**Problem details**
Extract and list every line that contains the word "yang".
begin
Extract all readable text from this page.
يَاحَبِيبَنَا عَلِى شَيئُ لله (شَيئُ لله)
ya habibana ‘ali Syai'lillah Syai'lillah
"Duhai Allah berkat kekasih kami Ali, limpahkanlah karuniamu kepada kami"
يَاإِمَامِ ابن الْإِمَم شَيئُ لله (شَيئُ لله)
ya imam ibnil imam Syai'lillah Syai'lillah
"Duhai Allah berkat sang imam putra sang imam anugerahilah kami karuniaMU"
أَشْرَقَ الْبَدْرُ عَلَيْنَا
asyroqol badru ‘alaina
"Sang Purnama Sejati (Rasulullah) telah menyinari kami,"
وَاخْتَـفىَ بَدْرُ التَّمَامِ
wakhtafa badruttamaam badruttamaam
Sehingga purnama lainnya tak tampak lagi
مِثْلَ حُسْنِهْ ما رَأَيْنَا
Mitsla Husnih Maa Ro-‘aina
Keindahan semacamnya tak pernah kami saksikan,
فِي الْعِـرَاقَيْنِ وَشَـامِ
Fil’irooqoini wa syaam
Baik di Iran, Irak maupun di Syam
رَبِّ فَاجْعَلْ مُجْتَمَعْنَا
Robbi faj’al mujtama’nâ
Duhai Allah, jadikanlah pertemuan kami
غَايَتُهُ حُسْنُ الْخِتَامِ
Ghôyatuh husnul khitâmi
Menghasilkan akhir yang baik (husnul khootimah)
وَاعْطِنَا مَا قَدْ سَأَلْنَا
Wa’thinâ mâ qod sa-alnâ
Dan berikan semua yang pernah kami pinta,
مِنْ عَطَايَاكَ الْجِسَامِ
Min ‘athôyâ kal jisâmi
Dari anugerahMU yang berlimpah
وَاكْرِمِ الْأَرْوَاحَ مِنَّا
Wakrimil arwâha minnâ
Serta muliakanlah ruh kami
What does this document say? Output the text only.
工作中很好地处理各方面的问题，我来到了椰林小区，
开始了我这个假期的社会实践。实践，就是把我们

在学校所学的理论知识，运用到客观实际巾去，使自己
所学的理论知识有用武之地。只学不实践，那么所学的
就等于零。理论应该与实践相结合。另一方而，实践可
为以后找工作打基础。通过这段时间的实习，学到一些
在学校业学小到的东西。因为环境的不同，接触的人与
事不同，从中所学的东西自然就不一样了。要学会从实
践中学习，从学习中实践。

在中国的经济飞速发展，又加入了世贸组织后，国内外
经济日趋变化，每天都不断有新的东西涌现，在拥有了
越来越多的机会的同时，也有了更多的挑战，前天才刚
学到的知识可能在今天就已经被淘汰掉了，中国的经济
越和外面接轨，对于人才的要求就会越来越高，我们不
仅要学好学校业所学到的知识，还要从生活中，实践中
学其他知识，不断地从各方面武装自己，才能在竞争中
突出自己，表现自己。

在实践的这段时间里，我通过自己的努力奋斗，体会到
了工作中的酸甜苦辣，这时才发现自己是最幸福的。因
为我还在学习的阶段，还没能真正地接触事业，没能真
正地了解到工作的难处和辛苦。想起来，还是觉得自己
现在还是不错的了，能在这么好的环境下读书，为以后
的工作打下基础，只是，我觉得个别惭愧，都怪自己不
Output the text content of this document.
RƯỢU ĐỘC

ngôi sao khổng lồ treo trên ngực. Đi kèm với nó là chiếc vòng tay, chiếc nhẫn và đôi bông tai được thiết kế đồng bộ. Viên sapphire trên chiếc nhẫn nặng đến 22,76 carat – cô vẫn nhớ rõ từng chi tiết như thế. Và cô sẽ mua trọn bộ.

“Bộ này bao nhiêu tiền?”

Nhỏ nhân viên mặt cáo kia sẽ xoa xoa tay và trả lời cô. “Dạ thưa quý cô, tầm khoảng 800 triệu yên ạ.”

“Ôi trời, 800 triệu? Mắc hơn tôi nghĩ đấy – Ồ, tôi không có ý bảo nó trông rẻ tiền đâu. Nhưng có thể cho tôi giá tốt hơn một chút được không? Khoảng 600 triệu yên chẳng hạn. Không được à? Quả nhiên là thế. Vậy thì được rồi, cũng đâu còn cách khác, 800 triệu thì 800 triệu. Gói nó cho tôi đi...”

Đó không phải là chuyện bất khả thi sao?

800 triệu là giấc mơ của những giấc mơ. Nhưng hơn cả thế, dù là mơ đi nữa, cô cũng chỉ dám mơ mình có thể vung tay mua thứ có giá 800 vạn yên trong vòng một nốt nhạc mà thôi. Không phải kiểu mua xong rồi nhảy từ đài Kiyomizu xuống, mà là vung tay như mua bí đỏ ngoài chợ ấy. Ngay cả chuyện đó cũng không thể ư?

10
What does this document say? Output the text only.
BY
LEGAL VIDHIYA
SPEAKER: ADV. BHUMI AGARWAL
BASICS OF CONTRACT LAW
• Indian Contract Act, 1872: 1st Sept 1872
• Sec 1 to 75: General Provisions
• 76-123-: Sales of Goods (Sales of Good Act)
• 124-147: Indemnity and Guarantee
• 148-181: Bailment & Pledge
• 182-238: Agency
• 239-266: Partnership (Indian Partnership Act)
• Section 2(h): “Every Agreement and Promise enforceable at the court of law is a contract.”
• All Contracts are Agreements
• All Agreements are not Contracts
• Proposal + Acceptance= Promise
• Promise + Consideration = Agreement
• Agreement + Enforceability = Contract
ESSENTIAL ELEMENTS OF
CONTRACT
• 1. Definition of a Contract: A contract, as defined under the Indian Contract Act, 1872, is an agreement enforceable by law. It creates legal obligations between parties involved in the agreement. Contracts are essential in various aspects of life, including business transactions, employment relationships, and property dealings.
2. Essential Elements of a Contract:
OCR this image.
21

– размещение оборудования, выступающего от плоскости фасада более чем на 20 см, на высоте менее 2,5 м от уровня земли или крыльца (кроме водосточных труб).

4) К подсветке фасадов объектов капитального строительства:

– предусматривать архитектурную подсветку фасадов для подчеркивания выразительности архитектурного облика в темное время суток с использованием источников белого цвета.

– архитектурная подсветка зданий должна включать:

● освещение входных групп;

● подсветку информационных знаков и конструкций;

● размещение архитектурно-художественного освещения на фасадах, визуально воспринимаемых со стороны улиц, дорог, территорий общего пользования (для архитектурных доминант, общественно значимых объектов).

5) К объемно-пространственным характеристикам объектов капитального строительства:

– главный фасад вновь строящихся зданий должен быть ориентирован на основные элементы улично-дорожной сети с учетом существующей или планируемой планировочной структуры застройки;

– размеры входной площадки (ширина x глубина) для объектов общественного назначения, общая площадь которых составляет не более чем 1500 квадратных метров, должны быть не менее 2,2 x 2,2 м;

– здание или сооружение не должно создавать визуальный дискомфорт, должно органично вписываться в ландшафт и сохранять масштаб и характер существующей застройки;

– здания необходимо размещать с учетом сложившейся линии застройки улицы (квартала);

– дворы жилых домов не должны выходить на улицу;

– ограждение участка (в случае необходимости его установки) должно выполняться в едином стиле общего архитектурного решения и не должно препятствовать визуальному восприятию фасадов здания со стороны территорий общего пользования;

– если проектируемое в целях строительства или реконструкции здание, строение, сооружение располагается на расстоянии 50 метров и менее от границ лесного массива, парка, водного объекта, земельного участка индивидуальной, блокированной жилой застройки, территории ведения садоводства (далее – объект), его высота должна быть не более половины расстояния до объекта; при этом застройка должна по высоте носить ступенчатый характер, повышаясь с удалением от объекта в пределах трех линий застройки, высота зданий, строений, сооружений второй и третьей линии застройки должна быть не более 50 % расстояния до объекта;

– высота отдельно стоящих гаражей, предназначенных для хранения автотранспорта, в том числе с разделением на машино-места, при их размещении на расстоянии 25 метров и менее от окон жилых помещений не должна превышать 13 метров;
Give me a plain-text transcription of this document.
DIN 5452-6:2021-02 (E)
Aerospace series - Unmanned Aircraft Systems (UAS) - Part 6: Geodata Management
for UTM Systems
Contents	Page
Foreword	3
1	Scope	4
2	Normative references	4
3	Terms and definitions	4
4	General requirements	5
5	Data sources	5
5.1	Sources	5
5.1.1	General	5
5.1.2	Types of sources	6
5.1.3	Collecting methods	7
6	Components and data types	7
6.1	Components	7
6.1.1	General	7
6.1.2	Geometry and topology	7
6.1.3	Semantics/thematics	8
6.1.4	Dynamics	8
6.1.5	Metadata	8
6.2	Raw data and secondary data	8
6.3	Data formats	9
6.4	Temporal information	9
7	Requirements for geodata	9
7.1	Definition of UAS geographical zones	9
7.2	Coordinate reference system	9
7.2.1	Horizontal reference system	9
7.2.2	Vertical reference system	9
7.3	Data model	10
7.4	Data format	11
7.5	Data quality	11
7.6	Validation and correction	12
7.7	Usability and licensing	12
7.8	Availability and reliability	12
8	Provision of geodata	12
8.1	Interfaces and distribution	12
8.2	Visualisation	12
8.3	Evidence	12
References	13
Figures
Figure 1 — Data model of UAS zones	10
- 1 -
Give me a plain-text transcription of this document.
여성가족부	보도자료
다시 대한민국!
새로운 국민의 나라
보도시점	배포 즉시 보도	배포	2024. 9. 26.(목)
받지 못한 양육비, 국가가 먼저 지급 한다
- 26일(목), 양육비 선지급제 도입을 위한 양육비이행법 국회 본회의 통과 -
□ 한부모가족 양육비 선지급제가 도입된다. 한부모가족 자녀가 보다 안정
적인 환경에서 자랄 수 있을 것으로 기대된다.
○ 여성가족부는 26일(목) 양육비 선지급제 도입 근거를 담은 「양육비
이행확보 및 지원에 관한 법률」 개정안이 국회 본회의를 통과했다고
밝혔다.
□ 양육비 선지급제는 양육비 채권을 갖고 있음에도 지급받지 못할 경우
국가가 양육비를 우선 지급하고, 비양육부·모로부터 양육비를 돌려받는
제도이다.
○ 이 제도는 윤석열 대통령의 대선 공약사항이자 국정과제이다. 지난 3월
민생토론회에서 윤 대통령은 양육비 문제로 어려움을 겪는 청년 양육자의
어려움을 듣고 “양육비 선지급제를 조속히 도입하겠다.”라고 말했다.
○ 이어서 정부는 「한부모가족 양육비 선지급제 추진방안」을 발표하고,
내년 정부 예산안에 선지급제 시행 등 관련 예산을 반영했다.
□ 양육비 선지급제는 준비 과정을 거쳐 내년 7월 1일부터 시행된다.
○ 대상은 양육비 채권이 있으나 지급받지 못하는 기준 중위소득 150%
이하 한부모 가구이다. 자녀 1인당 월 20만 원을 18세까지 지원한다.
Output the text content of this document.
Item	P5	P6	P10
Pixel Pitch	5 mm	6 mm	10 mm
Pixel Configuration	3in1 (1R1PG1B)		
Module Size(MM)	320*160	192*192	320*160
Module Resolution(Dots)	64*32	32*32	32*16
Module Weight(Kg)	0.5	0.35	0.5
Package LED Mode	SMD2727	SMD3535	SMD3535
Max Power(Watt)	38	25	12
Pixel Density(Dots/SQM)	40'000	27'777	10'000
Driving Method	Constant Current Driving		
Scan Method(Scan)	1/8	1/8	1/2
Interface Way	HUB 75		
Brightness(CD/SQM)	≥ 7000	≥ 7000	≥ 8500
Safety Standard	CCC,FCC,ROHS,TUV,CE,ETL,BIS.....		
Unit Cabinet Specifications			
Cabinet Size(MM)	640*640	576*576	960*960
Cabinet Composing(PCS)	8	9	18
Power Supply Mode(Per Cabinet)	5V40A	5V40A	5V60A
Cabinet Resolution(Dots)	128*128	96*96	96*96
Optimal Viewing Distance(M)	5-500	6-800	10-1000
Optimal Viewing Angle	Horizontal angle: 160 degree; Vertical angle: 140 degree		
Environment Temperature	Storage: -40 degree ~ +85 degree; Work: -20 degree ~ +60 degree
end
**Reply**
Menghasilkan akhir yang baik (husnul khootimah)
Dan berikan semua yang pernah kami pinta,
Dari anugerahMU yang berlimpah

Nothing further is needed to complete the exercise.